== Task requirements ==
Reproduce all records exactly.

== Material shown ==

* Start *

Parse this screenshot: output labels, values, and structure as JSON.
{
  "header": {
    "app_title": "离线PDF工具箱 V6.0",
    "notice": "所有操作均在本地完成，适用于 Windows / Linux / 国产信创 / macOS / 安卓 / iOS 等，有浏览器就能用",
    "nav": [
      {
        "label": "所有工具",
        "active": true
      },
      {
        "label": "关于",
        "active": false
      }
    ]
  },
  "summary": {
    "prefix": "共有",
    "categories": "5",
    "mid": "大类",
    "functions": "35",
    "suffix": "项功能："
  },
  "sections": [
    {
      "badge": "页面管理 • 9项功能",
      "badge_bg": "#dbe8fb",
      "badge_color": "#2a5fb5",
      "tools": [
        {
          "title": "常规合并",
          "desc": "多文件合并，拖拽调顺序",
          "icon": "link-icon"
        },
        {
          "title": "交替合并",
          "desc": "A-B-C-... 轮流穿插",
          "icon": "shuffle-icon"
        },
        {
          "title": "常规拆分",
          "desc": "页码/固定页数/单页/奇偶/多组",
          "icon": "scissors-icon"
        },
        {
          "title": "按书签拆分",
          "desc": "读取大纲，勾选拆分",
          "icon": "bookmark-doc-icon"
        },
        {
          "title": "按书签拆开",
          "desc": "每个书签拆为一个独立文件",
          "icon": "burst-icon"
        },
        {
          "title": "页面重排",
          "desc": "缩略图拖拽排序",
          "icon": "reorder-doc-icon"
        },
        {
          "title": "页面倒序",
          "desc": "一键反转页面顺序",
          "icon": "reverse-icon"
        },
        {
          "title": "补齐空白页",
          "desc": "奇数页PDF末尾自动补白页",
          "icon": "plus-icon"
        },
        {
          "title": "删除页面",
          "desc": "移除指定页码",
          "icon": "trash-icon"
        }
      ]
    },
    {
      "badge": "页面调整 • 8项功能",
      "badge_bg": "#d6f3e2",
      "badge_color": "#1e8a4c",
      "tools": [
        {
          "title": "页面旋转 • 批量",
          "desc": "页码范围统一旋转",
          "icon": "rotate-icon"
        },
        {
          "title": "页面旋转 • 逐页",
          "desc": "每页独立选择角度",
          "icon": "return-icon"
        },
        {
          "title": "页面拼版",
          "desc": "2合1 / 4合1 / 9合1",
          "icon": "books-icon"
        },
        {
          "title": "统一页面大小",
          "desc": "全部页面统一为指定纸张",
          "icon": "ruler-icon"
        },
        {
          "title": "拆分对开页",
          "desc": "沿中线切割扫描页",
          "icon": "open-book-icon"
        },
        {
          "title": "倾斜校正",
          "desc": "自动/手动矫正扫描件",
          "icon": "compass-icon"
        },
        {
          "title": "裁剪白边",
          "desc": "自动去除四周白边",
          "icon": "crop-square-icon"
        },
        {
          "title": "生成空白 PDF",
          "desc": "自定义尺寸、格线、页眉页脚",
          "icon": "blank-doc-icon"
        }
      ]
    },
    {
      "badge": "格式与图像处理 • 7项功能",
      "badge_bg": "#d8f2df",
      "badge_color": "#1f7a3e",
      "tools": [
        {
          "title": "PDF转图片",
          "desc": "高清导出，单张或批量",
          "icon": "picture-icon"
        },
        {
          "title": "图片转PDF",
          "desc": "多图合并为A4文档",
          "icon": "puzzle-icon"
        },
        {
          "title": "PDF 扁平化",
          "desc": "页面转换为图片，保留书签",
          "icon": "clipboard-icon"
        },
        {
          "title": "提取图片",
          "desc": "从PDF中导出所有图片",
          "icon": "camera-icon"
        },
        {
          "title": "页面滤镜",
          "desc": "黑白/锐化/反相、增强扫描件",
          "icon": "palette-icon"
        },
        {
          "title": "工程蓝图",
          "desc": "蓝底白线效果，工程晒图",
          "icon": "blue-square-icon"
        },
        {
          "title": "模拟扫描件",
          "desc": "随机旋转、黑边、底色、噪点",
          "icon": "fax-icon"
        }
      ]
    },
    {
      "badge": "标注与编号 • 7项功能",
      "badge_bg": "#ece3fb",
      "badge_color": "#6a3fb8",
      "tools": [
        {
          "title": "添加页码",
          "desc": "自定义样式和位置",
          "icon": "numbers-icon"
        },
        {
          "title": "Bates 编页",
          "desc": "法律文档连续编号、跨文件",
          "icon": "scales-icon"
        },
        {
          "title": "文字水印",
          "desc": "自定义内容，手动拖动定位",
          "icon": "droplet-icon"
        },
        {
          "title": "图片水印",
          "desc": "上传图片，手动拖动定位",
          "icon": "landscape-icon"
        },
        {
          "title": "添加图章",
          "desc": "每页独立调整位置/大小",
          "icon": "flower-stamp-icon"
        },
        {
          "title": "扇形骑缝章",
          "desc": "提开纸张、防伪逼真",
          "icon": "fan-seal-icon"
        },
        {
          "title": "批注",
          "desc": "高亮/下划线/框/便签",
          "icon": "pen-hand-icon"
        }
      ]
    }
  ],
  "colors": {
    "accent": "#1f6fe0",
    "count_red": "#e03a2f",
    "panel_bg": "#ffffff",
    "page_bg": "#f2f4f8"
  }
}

* End *

== Full output ==
Parse this screenshot: output labels, values, and structure as JSON.
{
  "header": {
    "app_title": "离线PDF工具箱 V6.0",
    "notice": "所有操作均在本地完成，适用于 Windows / Linux / 国产信创 / macOS / 安卓 / iOS 等，有浏览器就能用",
    "nav": [
      {
        "label": "所有工具",
        "active": true
      },
      {
        "label": "关于",
        "active": false
      }
    ]
  },
  "summary": {
    "prefix": "共有",
    "categories": "5",
    "mid": "大类",
    "functions": "35",
    "suffix": "项功能："
  },
  "sections": [
    {
      "badge": "页面管理 • 9项功能",
      "badge_bg": "#dbe8fb",
      "badge_color": "#2a5fb5",
      "tools": [
        {
          "title": "常规合并",
          "desc": "多文件合并，拖拽调顺序",
          "icon": "link-icon"
        },
        {
          "title": "交替合并",
          "desc": "A-B-C-... 轮流穿插",
          "icon": "shuffle-icon"
        },
        {
          "title": "常规拆分",
          "desc": "页码/固定页数/单页/奇偶/多组",
          "icon": "scissors-icon"
        },
        {
          "title": "按书签拆分",
          "desc": "读取大纲，勾选拆分",
          "icon": "bookmark-doc-icon"
        },
        {
          "title": "按书签拆开",
          "desc": "每个书签拆为一个独立文件",
          "icon": "burst-icon"
        },
        {
          "title": "页面重排",
          "desc": "缩略图拖拽排序",
          "icon": "reorder-doc-icon"
        },
        {
          "title": "页面倒序",
          "desc": "一键反转页面顺序",
          "icon": "reverse-icon"
        },
        {
          "title": "补齐空白页",
          "desc": "奇数页PDF末尾自动补白页",
          "icon": "plus-icon"
        },
        {
          "title": "删除页面",
          "desc": "移除指定页码",
          "icon": "trash-icon"
        }
      ]
    },
    {
      "badge": "页面调整 • 8项功能",
      "badge_bg": "#d6f3e2",
      "badge_color": "#1e8a4c",
      "tools": [
        {
          "title": "页面旋转 • 批量",
          "desc": "页码范围统一旋转",
          "icon": "rotate-icon"
        },
        {
          "title": "页面旋转 • 逐页",
          "desc": "每页独立选择角度",
          "icon": "return-icon"
        },
        {
          "title": "页面拼版",
          "desc": "2合1 / 4合1 / 9合1",
          "icon": "books-icon"
        },
        {
          "title": "统一页面大小",
          "desc": "全部页面统一为指定纸张",
          "icon": "ruler-icon"
        },
        {
          "title": "拆分对开页",
          "desc": "沿中线切割扫描页",
          "icon": "open-book-icon"
        },
        {
          "title": "倾斜校正",
          "desc": "自动/手动矫正扫描件",
          "icon": "compass-icon"
        },
        {
          "title": "裁剪白边",
          "desc": "自动去除四周白边",
          "icon": "crop-square-icon"
        },
        {
          "title": "生成空白 PDF",
          "desc": "自定义尺寸、格线、页眉页脚",
          "icon": "blank-doc-icon"
        }
      ]
    },
    {
      "badge": "格式与图像处理 • 7项功能",
      "badge_bg": "#d8f2df",
      "badge_color": "#1f7a3e",
      "tools": [
        {
          "title": "PDF转图片",
          "desc": "高清导出，单张或批量",
          "icon": "picture-icon"
        },
        {
          "title": "图片转PDF",
          "desc": "多图合并为A4文档",
          "icon": "puzzle-icon"
        },
        {
          "title": "PDF 扁平化",
          "desc": "页面转换为图片，保留书签",
          "icon": "clipboard-icon"
        },
        {
          "title": "提取图片",
          "desc": "从PDF中导出所有图片",
          "icon": "camera-icon"
        },
        {
          "title": "页面滤镜",
          "desc": "黑白/锐化/反相、增强扫描件",
          "icon": "palette-icon"
        },
        {
          "title": "工程蓝图",
          "desc": "蓝底白线效果，工程晒图",
          "icon": "blue-square-icon"
        },
        {
          "title": "模拟扫描件",
          "desc": "随机旋转、黑边、底色、噪点",
          "icon": "fax-icon"
        }
      ]
    },
    {
      "badge": "标注与编号 • 7项功能",
      "badge_bg": "#ece3fb",
      "badge_color": "#6a3fb8",
      "tools": [
        {
          "title": "添加页码",
          "desc": "自定义样式和位置",
          "icon": "numbers-icon"
        },
        {
          "title": "Bates 编页",
          "desc": "法律文档连续编号、跨文件",
          "icon": "scales-icon"
        },
        {
          "title": "文字水印",
          "desc": "自定义内容，手动拖动定位",
          "icon": "droplet-icon"
        },
        {
          "title": "图片水印",
          "desc": "上传图片，手动拖动定位",
          "icon": "landscape-icon"
        },
        {
          "title": "添加图章",
          "desc": "每页独立调整位置/大小",
          "icon": "flower-stamp-icon"
        },
        {
          "title": "扇形骑缝章",
          "desc": "提开纸张、防伪逼真",
          "icon": "fan-seal-icon"
        },
        {
          "title": "批注",
          "desc": "高亮/下划线/框/便签",
          "icon": "pen-hand-icon"
        }
      ]
    }
  ],
  "colors": {
    "accent": "#1f6fe0",
    "count_red": "#e03a2f",
    "panel_bg": "#ffffff",
    "page_bg": "#f2f4f8"
  }
}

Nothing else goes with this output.